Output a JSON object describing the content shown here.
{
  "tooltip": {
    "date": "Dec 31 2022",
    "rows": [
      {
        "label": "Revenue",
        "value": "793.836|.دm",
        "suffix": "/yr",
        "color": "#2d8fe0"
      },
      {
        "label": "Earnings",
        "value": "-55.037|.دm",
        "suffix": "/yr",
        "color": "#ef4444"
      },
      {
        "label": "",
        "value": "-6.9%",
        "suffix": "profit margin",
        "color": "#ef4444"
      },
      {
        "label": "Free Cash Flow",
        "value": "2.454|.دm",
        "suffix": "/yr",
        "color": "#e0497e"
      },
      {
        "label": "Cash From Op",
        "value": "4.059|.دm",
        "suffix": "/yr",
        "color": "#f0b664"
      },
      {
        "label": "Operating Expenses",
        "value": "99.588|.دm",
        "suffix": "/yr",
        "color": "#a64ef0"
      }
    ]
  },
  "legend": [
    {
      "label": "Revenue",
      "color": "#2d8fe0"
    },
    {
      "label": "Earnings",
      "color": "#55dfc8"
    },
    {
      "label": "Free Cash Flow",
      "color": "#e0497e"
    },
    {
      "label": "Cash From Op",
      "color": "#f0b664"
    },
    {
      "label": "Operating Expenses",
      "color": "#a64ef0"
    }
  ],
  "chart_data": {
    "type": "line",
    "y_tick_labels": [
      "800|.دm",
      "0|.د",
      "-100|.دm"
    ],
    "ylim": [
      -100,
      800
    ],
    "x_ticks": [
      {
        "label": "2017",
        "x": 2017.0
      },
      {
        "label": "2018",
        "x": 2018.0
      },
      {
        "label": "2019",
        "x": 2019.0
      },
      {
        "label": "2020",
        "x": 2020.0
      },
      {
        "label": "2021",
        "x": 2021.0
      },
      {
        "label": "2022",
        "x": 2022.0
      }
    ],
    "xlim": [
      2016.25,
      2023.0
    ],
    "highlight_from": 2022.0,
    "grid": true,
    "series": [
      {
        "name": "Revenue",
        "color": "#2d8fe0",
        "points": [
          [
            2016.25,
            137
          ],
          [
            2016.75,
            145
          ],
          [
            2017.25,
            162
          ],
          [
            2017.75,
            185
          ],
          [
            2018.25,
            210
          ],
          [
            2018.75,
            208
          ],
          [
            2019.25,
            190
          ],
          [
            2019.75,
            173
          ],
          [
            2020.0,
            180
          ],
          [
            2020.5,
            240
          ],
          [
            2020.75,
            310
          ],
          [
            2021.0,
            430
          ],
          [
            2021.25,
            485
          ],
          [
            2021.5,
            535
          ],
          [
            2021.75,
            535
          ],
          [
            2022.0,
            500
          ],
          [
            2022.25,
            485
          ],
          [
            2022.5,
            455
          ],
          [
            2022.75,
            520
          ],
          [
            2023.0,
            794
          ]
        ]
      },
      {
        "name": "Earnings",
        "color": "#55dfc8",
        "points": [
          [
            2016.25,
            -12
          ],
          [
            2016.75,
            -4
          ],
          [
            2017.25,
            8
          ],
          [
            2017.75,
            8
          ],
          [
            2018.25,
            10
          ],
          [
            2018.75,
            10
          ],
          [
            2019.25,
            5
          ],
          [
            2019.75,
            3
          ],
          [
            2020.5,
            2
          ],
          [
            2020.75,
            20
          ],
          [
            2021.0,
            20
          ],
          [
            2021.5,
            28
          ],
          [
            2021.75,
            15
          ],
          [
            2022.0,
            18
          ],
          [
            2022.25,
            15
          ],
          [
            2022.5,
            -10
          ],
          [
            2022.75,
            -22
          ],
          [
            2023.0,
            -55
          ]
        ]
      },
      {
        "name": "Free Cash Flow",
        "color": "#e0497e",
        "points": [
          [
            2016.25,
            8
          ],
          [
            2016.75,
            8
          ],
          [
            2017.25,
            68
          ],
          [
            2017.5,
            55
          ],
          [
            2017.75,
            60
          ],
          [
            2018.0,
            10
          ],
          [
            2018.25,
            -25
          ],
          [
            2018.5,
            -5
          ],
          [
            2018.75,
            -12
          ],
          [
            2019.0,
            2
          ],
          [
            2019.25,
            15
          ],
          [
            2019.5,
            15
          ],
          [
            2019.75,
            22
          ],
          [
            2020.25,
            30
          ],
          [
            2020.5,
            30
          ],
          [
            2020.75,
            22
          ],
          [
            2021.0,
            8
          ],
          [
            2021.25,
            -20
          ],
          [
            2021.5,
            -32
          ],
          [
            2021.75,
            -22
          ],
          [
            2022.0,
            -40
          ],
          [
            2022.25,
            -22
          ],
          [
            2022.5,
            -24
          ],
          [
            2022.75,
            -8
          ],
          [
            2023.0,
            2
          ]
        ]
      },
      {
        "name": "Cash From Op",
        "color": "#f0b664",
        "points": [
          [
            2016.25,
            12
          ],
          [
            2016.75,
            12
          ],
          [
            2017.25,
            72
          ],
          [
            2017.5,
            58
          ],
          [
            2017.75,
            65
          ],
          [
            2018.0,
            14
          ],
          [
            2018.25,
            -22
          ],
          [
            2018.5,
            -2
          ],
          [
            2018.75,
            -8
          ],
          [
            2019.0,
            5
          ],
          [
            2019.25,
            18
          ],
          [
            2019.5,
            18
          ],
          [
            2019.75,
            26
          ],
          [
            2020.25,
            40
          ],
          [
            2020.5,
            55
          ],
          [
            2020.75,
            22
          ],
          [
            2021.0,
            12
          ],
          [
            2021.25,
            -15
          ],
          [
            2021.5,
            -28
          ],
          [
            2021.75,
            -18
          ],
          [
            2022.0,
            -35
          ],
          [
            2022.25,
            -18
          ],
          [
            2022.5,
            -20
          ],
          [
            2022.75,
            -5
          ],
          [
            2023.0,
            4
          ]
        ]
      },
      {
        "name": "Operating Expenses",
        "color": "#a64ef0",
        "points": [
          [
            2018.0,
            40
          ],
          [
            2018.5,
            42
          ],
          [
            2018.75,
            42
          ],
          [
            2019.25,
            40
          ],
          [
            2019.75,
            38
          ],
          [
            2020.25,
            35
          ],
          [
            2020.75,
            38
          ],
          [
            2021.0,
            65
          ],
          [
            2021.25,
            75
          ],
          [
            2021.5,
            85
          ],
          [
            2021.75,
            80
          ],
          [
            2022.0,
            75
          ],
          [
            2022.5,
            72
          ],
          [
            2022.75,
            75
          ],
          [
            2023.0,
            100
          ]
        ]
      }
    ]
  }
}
----
[AIM]: Where a line holds the string "Earnings", copy that line.

[EXERCISE RESPONSE]:
        "label": "Earnings",
      "label": "Earnings",
        "name": "Earnings",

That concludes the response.